··· Material for this exercise ···

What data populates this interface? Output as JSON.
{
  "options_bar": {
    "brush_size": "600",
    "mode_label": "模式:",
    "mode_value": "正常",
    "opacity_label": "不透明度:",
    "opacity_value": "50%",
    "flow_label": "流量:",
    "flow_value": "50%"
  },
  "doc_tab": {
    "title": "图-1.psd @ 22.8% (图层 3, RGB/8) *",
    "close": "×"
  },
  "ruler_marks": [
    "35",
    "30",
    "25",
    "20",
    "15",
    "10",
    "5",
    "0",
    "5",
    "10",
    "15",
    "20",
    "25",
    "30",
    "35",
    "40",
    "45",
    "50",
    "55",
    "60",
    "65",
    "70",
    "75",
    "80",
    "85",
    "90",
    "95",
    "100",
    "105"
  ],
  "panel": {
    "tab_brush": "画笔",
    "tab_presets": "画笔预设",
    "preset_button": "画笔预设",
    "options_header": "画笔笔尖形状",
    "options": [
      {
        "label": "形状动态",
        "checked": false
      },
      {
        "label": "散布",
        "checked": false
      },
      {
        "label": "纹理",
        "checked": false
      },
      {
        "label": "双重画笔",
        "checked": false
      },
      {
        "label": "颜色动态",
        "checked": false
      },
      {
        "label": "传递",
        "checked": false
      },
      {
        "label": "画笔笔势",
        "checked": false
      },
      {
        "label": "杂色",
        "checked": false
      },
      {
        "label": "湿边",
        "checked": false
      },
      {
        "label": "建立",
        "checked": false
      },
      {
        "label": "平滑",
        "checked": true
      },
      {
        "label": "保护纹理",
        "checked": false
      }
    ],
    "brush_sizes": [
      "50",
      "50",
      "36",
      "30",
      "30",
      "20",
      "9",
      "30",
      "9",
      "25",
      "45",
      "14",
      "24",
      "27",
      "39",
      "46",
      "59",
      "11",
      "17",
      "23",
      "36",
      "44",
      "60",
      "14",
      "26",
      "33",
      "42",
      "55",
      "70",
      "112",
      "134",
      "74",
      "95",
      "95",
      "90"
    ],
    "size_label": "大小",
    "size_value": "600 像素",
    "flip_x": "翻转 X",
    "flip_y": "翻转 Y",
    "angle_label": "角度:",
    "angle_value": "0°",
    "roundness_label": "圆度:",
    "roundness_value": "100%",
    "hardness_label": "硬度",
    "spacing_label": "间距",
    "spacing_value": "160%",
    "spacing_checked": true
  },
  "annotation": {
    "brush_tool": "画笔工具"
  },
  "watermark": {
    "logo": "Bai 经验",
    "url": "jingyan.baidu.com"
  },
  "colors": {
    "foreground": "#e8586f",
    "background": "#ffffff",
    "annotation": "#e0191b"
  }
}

···

* _Stated exercise_
Reproduce every record above exactly as it appears.

* _Correct answer_
What data populates this interface? Output as JSON.
{
  "options_bar": {
    "brush_size": "600",
    "mode_label": "模式:",
    "mode_value": "正常",
    "opacity_label": "不透明度:",
    "opacity_value": "50%",
    "flow_label": "流量:",
    "flow_value": "50%"
  },
  "doc_tab": {
    "title": "图-1.psd @ 22.8% (图层 3, RGB/8) *",
    "close": "×"
  },
  "ruler_marks": [
    "35",
    "30",
    "25",
    "20",
    "15",
    "10",
    "5",
    "0",
    "5",
    "10",
    "15",
    "20",
    "25",
    "30",
    "35",
    "40",
    "45",
    "50",
    "55",
    "60",
    "65",
    "70",
    "75",
    "80",
    "85",
    "90",
    "95",
    "100",
    "105"
  ],
  "panel": {
    "tab_brush": "画笔",
    "tab_presets": "画笔预设",
    "preset_button": "画笔预设",
    "options_header": "画笔笔尖形状",
    "options": [
      {
        "label": "形状动态",
        "checked": false
      },
      {
        "label": "散布",
        "checked": false
      },
      {
        "label": "纹理",
        "checked": false
      },
      {
        "label": "双重画笔",
        "checked": false
      },
      {
        "label": "颜色动态",
        "checked": false
      },
      {
        "label": "传递",
        "checked": false
      },
      {
        "label": "画笔笔势",
        "checked": false
      },
      {
        "label": "杂色",
        "checked": false
      },
      {
        "label": "湿边",
        "checked": false
      },
      {
        "label": "建立",
        "checked": false
      },
      {
        "label": "平滑",
        "checked": true
      },
      {
        "label": "保护纹理",
        "checked": false
      }
    ],
    "brush_sizes": [
      "50",
      "50",
      "36",
      "30",
      "30",
      "20",
      "9",
      "30",
      "9",
      "25",
      "45",
      "14",
      "24",
      "27",
      "39",
      "46",
      "59",
      "11",
      "17",
      "23",
      "36",
      "44",
      "60",
      "14",
      "26",
      "33",
      "42",
      "55",
      "70",
      "112",
      "134",
      "74",
      "95",
      "95",
      "90"
    ],
    "size_label": "大小",
    "size_value": "600 像素",
    "flip_x": "翻转 X",
    "flip_y": "翻转 Y",
    "angle_label": "角度:",
    "angle_value": "0°",
    "roundness_label": "圆度:",
    "roundness_value": "100%",
    "hardness_label": "硬度",
    "spacing_label": "间距",
    "spacing_value": "160%",
    "spacing_checked": true
  },
  "annotation": {
    "brush_tool": "画笔工具"
  },
  "watermark": {
    "logo": "Bai 经验",
    "url": "jingyan.baidu.com"
  },
  "colors": {
    "foreground": "#e8586f",
    "background": "#ffffff",
    "annotation": "#e0191b"
  }
}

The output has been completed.